>> Begin Data listing

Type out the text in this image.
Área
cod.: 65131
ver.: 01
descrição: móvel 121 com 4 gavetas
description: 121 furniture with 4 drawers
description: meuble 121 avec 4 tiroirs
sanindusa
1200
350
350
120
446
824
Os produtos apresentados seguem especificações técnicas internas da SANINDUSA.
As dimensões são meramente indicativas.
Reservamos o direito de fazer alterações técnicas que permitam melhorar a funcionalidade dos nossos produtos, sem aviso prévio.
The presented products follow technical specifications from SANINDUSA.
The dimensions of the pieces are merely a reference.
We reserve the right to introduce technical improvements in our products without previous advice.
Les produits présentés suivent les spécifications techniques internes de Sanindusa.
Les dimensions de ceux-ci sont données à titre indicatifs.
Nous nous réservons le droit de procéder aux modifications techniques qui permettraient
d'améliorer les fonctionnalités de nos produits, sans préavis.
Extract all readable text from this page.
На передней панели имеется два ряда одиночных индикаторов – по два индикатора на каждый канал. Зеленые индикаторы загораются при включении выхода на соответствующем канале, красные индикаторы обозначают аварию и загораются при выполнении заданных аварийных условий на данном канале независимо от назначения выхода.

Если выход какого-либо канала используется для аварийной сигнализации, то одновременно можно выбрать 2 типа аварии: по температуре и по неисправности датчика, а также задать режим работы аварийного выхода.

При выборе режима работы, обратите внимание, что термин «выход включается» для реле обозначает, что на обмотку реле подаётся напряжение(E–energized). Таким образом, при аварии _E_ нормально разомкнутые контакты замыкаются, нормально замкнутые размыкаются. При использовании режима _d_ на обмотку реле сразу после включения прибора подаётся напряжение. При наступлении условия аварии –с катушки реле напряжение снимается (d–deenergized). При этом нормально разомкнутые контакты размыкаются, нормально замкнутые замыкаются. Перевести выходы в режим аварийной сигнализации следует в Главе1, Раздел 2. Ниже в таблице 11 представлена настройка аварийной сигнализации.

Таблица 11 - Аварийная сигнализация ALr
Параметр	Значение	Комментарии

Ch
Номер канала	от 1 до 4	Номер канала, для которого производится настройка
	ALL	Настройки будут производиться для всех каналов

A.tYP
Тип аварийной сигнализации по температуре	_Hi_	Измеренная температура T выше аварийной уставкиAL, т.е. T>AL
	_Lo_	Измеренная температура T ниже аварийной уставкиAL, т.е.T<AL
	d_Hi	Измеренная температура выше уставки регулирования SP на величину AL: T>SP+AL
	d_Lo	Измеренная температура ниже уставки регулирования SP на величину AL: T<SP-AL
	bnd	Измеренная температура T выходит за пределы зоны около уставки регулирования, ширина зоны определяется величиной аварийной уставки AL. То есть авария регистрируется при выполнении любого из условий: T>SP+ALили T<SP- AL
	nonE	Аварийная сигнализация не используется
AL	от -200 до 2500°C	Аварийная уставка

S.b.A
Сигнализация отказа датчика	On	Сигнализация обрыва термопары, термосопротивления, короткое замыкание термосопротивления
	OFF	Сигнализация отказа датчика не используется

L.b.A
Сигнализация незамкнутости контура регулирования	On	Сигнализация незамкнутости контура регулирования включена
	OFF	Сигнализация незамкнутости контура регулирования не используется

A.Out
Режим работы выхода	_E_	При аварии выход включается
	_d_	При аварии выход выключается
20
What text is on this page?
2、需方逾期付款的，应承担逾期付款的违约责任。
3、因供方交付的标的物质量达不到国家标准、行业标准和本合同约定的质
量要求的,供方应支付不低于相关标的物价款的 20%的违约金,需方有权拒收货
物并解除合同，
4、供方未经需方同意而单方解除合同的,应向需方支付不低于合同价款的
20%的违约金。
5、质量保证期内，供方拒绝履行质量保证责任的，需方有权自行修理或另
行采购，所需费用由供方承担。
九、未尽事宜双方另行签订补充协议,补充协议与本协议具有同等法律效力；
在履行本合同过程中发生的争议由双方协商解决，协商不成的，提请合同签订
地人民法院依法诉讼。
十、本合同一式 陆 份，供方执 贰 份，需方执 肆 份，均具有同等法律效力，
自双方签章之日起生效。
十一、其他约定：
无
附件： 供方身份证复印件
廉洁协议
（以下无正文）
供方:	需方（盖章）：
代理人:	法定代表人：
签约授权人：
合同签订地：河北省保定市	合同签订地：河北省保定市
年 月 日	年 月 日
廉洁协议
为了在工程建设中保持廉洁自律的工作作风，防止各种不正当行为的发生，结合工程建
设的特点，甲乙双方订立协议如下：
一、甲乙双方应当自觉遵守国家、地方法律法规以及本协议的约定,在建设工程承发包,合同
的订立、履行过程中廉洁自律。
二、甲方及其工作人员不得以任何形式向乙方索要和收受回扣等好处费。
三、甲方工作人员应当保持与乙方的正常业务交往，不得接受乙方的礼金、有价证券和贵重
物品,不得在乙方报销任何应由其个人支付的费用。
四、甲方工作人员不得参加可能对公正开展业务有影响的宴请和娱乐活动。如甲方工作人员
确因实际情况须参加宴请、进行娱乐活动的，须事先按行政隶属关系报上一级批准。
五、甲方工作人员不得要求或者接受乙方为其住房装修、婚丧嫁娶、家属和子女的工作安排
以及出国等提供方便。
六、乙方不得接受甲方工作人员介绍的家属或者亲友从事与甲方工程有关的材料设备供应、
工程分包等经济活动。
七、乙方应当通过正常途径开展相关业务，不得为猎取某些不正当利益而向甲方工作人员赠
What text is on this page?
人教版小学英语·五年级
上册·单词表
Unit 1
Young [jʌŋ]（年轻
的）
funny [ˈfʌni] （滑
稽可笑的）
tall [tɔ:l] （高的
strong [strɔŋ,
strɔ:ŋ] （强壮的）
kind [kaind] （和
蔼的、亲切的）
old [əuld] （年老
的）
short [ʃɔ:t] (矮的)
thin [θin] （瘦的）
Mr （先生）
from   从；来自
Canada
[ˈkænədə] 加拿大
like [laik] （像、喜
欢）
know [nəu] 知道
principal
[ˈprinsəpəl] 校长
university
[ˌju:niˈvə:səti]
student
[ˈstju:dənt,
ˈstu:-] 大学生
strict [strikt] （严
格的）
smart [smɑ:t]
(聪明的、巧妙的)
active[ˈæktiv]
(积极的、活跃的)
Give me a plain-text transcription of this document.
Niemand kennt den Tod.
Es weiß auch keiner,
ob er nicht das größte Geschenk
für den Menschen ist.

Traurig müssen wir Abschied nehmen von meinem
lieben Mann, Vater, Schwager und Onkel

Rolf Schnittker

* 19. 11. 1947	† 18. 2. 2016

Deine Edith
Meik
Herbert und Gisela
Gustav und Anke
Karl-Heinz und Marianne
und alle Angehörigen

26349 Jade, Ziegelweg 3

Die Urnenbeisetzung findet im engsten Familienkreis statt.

>> End Data listing

- **Task description**
Pick out lines containing the word "условий", each one as written.

- **Answer to this problem**
На передней панели имеется два ряда одиночных индикаторов – по два индикатора на каждый канал. Зеленые индикаторы загораются при включении выхода на соответствующем канале, красные индикаторы обозначают аварию и загораются при выполнении заданных аварийных условий на данном канале независимо от назначения выхода.
	bnd	Измеренная температура T выходит за пределы зоны около уставки регулирования, ширина зоны определяется величиной аварийной уставки AL. То есть авария регистрируется при выполнении любого из условий: T>SP+ALили T<SP- AL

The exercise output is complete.